- _Data for this task_
↓

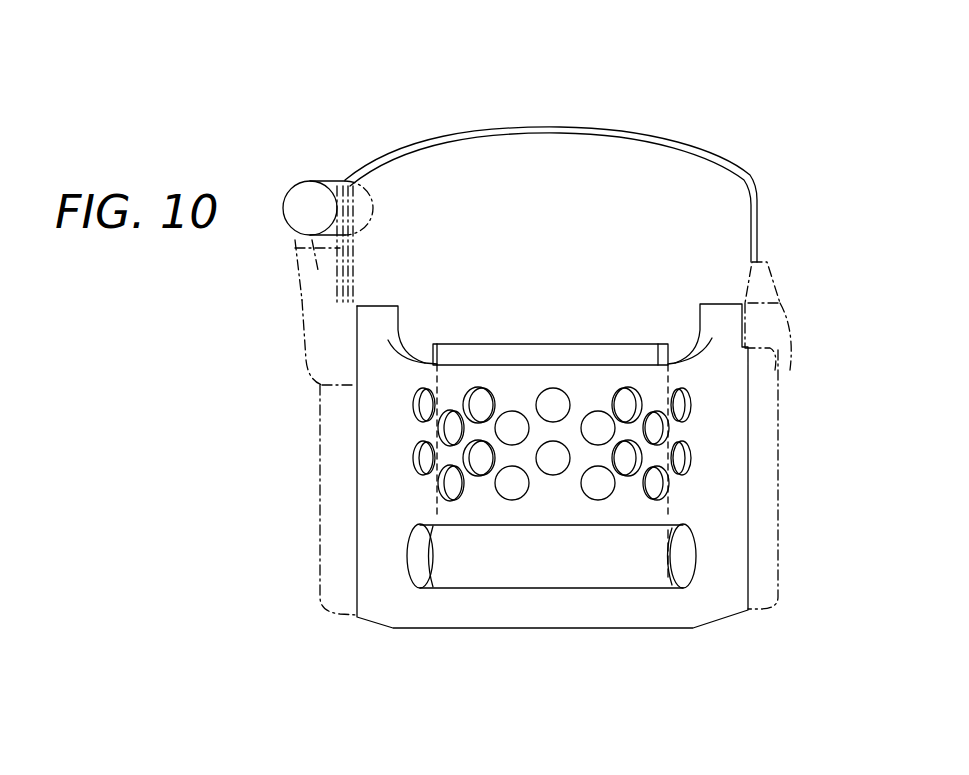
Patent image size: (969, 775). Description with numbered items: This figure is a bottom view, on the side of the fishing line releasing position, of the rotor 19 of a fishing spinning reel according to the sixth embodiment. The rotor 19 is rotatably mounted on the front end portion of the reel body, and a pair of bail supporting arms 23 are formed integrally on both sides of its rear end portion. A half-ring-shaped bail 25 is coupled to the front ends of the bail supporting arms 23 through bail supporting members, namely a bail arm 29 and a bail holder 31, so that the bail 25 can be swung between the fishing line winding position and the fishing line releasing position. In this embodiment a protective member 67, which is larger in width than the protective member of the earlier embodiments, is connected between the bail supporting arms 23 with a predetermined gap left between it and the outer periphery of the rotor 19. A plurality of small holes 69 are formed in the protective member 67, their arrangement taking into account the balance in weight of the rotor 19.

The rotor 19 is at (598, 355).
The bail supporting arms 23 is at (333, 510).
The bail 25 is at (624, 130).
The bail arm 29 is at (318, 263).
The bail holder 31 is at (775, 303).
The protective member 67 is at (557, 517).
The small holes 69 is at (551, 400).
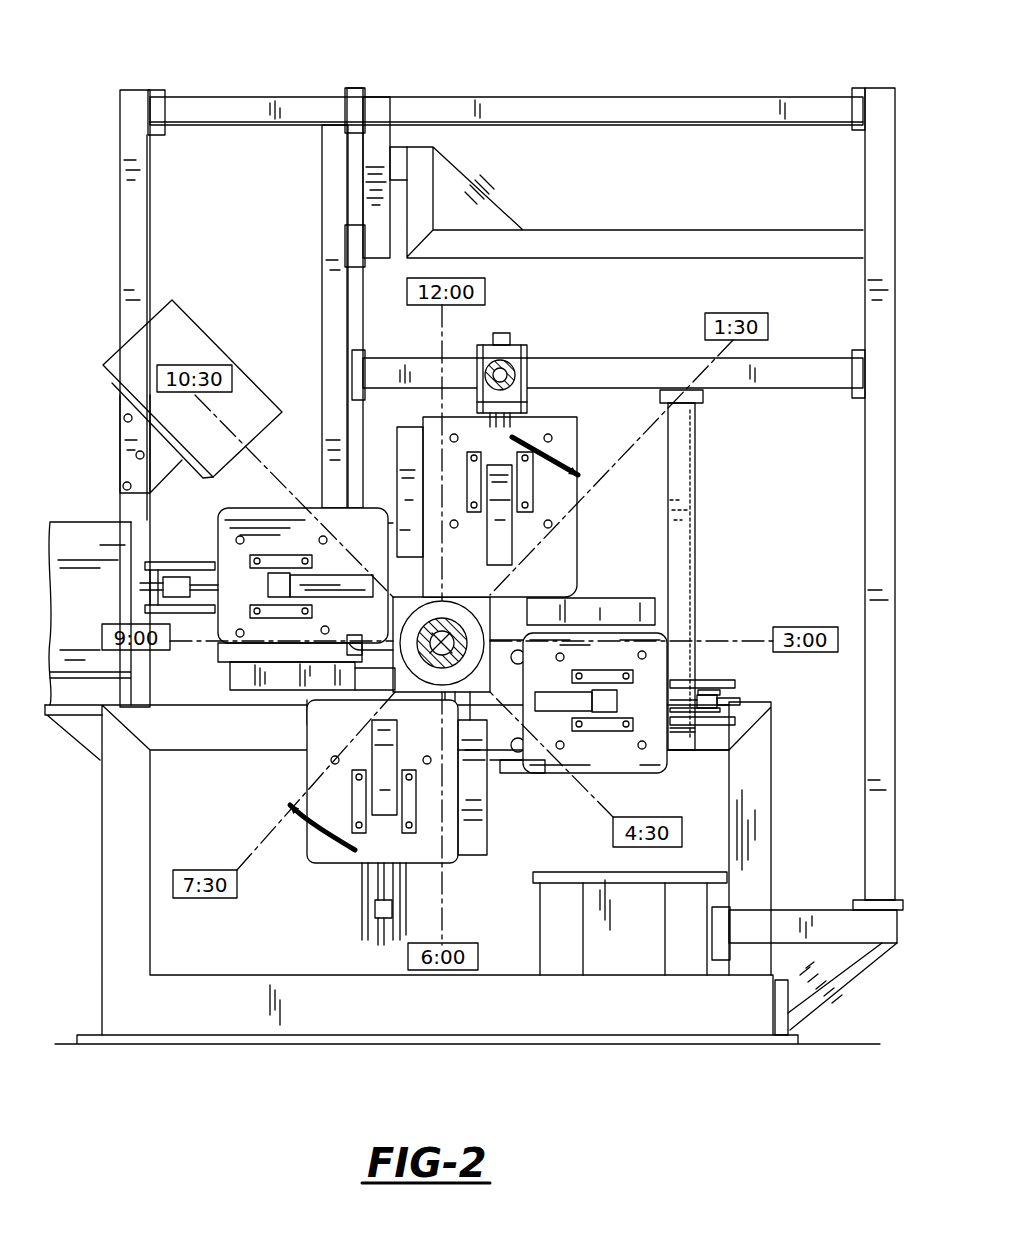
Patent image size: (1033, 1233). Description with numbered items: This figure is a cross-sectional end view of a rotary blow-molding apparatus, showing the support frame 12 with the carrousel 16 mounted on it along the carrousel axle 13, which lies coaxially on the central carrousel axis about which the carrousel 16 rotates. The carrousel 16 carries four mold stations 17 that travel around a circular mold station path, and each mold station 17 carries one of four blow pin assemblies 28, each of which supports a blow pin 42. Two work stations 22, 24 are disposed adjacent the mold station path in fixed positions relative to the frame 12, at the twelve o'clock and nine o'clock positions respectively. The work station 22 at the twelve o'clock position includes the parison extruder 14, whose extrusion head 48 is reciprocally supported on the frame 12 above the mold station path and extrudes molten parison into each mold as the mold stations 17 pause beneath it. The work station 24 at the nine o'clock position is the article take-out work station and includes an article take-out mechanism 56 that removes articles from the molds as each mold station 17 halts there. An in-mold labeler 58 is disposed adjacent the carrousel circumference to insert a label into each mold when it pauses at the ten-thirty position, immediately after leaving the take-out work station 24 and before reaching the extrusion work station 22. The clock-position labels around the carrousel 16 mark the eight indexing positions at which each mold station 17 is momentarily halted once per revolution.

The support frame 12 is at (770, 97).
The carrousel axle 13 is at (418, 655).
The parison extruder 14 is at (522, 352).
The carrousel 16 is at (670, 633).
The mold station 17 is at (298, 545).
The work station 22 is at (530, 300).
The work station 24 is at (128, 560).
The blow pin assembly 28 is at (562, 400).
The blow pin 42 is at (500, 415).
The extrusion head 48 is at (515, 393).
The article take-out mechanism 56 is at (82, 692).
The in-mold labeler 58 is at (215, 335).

↑

- _Aim_
Swap every "Patent image size" in the lines above for "Drawing size" and write the lines out again with nothing else changed. Leave the pictures out.

- _Written reply_
Drawing size: (969, 775). Description with numbered items: This figure is a bottom view, on the side of the fishing line releasing position, of the rotor 19 of a fishing spinning reel according to the sixth embodiment. The rotor 19 is rotatably mounted on the front end portion of the reel body, and a pair of bail supporting arms 23 are formed integrally on both sides of its rear end portion. A half-ring-shaped bail 25 is coupled to the front ends of the bail supporting arms 23 through bail supporting members, namely a bail arm 29 and a bail holder 31, so that the bail 25 can be swung between the fishing line winding position and the fishing line releasing position. In this embodiment a protective member 67, which is larger in width than the protective member of the earlier embodiments, is connected between the bail supporting arms 23 with a predetermined gap left between it and the outer periphery of the rotor 19. A plurality of small holes 69 are formed in the protective member 67, their arrangement taking into account the balance in weight of the rotor 19.

The rotor 19 is at (598, 355).
The bail supporting arms 23 is at (333, 510).
The bail 25 is at (624, 130).
The bail arm 29 is at (318, 263).
The bail holder 31 is at (775, 303).
The protective member 67 is at (557, 517).
The small holes 69 is at (551, 400).
Drawing size: (1033, 1233). Description with numbered items: This figure is a cross-sectional end view of a rotary blow-molding apparatus, showing the support frame 12 with the carrousel 16 mounted on it along the carrousel axle 13, which lies coaxially on the central carrousel axis about which the carrousel 16 rotates. The carrousel 16 carries four mold stations 17 that travel around a circular mold station path, and each mold station 17 carries one of four blow pin assemblies 28, each of which supports a blow pin 42. Two work stations 22, 24 are disposed adjacent the mold station path in fixed positions relative to the frame 12, at the twelve o'clock and nine o'clock positions respectively. The work station 22 at the twelve o'clock position includes the parison extruder 14, whose extrusion head 48 is reciprocally supported on the frame 12 above the mold station path and extrudes molten parison into each mold as the mold stations 17 pause beneath it. The work station 24 at the nine o'clock position is the article take-out work station and includes an article take-out mechanism 56 that removes articles from the molds as each mold station 17 halts there. An in-mold labeler 58 is disposed adjacent the carrousel circumference to insert a label into each mold when it pauses at the ten-thirty position, immediately after leaving the take-out work station 24 and before reaching the extrusion work station 22. The clock-position labels around the carrousel 16 mark the eight indexing positions at which each mold station 17 is momentarily halted once per revolution.

The support frame 12 is at (770, 97).
The carrousel axle 13 is at (418, 655).
The parison extruder 14 is at (522, 352).
The carrousel 16 is at (670, 633).
The mold station 17 is at (298, 545).
The work station 22 is at (530, 300).
The work station 24 is at (128, 560).
The blow pin assembly 28 is at (562, 400).
The blow pin 42 is at (500, 415).
The extrusion head 48 is at (515, 393).
The article take-out mechanism 56 is at (82, 692).
The in-mold labeler 58 is at (215, 335).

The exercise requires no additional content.